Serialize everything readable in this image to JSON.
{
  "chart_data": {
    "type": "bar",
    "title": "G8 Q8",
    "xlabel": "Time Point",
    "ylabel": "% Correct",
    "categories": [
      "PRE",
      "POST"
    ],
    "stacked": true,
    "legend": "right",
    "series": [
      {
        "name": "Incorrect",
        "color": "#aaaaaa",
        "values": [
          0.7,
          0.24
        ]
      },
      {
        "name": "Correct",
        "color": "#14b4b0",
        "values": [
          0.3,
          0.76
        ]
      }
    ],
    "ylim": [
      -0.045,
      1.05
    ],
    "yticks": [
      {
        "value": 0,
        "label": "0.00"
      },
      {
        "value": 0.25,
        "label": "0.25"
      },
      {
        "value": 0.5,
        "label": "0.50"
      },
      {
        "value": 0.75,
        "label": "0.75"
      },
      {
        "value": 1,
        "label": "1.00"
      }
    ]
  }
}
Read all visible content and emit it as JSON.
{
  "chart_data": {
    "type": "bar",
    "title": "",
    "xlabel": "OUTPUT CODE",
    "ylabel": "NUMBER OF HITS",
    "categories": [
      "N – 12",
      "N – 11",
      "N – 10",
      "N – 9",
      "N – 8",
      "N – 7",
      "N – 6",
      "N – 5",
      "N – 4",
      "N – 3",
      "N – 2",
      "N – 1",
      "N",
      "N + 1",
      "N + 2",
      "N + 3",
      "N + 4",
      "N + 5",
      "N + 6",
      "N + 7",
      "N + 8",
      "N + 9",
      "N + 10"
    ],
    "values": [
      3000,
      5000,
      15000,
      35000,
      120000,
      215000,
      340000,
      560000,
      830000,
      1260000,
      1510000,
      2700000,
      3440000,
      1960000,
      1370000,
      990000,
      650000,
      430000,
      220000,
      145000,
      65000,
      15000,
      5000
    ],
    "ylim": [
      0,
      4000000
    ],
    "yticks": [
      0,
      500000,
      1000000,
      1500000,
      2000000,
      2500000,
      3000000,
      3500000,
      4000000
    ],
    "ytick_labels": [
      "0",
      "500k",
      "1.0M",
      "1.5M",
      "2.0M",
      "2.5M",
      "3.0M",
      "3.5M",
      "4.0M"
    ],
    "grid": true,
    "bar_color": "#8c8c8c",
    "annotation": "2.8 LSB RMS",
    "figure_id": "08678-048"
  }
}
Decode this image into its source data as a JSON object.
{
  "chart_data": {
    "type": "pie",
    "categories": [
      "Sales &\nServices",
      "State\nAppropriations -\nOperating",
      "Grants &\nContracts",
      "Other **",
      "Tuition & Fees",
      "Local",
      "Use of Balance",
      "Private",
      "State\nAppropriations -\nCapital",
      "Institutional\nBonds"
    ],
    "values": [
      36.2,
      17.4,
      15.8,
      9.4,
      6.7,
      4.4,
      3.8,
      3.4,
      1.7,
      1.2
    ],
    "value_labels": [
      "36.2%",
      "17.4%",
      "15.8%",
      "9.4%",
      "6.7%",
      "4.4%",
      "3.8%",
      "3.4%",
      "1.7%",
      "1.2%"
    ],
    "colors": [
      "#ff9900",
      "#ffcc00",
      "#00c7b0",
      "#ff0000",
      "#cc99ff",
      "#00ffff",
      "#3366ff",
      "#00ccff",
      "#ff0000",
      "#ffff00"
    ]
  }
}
================================
SHORT TASK:
Select and copy every line of the listing with the word "image".

THE SOLUTION:
Serialize everything readable in this image to JSON.
Decode this image into its source data as a JSON object.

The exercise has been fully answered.